- _TASK INSTRUCTIONS_
Go through the entries and transcribe each one exactly, dropping the pictures.

- _INPUT DATA_
----------------
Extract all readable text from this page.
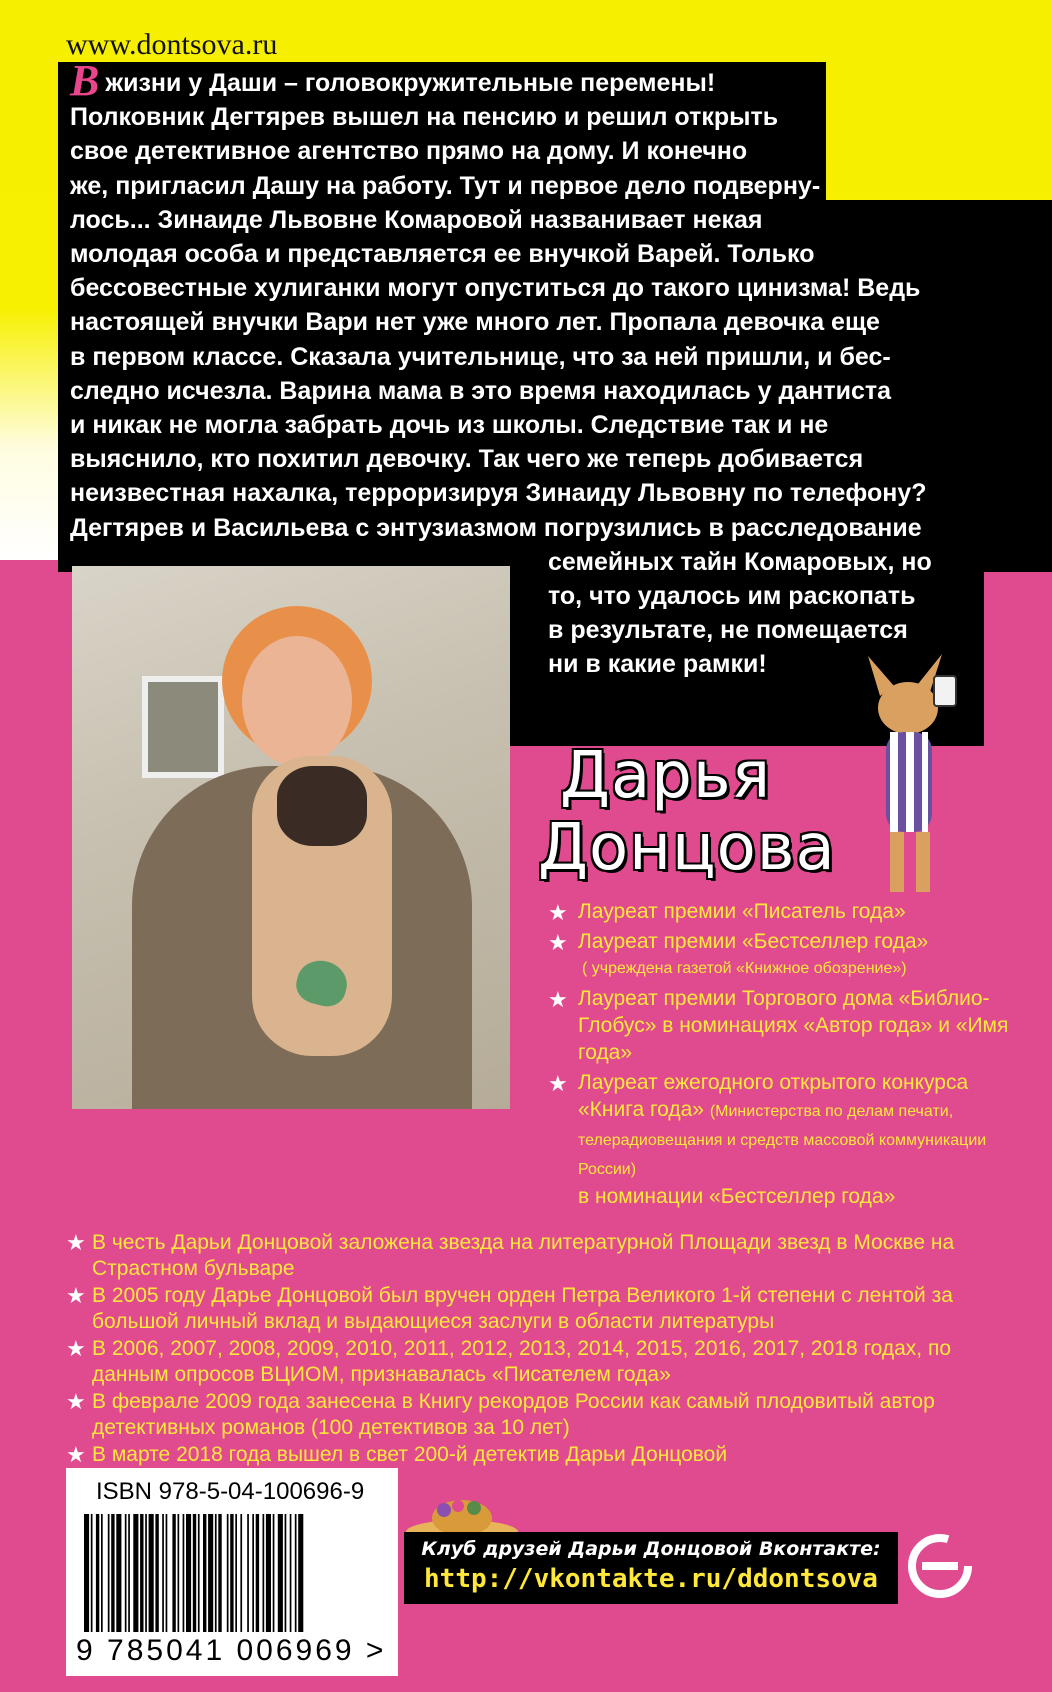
www.dontsova.ru
Вжизни у Даши – головокружительные перемены!
Полковник Дегтярев вышел на пенсию и решил открыть
свое детективное агентство прямо на дому. И конечно
же, пригласил Дашу на работу. Тут и первое дело подверну-
лось... Зинаиде Львовне Комаровой названивает некая
молодая особа и представляется ее внучкой Варей. Только
бессовестные хулиганки могут опуститься до такого цинизма! Ведь
настоящей внучки Вари нет уже много лет. Пропала девочка еще
в первом классе. Сказала учительнице, что за ней пришли, и бес-
следно исчезла. Варина мама в это время находилась у дантиста
и никак не могла забрать дочь из школы. Следствие так и не
выяснило, кто похитил девочку. Так чего же теперь добивается
неизвестная нахалка, терроризируя Зинаиду Львовну по телефону?
Дегтярев и Васильева с энтузиазмом погрузились в расследование
семейных тайн Комаровых, но
то, что удалось им раскопать
в результате, не помещается
ни в какие рамки!
Дарья
Донцова
★ Лауреат премии «Писатель года»
★ Лауреат премии «Бестселлер года»
( учреждена газетой «Книжное обозрение»)
★ Лауреат премии Торгового дома «Библио-Глобус» в номинациях «Автор года» и «Имя года»
★ Лауреат ежегодного открытого конкурса «Книга года» (Министерства по делам печати, телерадиовещания и средств массовой коммуникации России)
в номинации «Бестселлер года»
★ В честь Дарьи Донцовой заложена звезда на литературной Площади звезд в Москве на Страстном бульваре
★ В 2005 году Дарье Донцовой был вручен орден Петра Великого 1-й степени с лентой за большой личный вклад и выдающиеся заслуги в области литературы
★ В 2006, 2007, 2008, 2009, 2010, 2011, 2012, 2013, 2014, 2015, 2016, 2017, 2018 годах, по данным опросов ВЦИОМ, признавалась «Писателем года»
★ В феврале 2009 года занесена в Книгу рекордов России как самый плодовитый автор детективных романов (100 детективов за 10 лет)
★ В марте 2018 года вышел в свет 200-й детектив Дарьи Донцовой
ISBN 978-5-04-100696-9
9 785041 006969 >
Клуб друзей Дарьи Донцовой Вконтакте:
http://vkontakte.ru/ddontsova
----------------
- _WORKED SOLUTION_
Extract all readable text from this page.
www.dontsova.ru
Вжизни у Даши – головокружительные перемены!
Полковник Дегтярев вышел на пенсию и решил открыть
свое детективное агентство прямо на дому. И конечно
же, пригласил Дашу на работу. Тут и первое дело подверну-
лось... Зинаиде Львовне Комаровой названивает некая
молодая особа и представляется ее внучкой Варей. Только
бессовестные хулиганки могут опуститься до такого цинизма! Ведь
настоящей внучки Вари нет уже много лет. Пропала девочка еще
в первом классе. Сказала учительнице, что за ней пришли, и бес-
следно исчезла. Варина мама в это время находилась у дантиста
и никак не могла забрать дочь из школы. Следствие так и не
выяснило, кто похитил девочку. Так чего же теперь добивается
неизвестная нахалка, терроризируя Зинаиду Львовну по телефону?
Дегтярев и Васильева с энтузиазмом погрузились в расследование
семейных тайн Комаровых, но
то, что удалось им раскопать
в результате, не помещается
ни в какие рамки!
Дарья
Донцова
★ Лауреат премии «Писатель года»
★ Лауреат премии «Бестселлер года»
( учреждена газетой «Книжное обозрение»)
★ Лауреат премии Торгового дома «Библио-Глобус» в номинациях «Автор года» и «Имя года»
★ Лауреат ежегодного открытого конкурса «Книга года» (Министерства по делам печати, телерадиовещания и средств массовой коммуникации России)
в номинации «Бестселлер года»
★ В честь Дарьи Донцовой заложена звезда на литературной Площади звезд в Москве на Страстном бульваре
★ В 2005 году Дарье Донцовой был вручен орден Петра Великого 1-й степени с лентой за большой личный вклад и выдающиеся заслуги в области литературы
★ В 2006, 2007, 2008, 2009, 2010, 2011, 2012, 2013, 2014, 2015, 2016, 2017, 2018 годах, по данным опросов ВЦИОМ, признавалась «Писателем года»
★ В феврале 2009 года занесена в Книгу рекордов России как самый плодовитый автор детективных романов (100 детективов за 10 лет)
★ В марте 2018 года вышел в свет 200-й детектив Дарьи Донцовой
ISBN 978-5-04-100696-9
9 785041 006969 >
Клуб друзей Дарьи Донцовой Вконтакте:
http://vkontakte.ru/ddontsova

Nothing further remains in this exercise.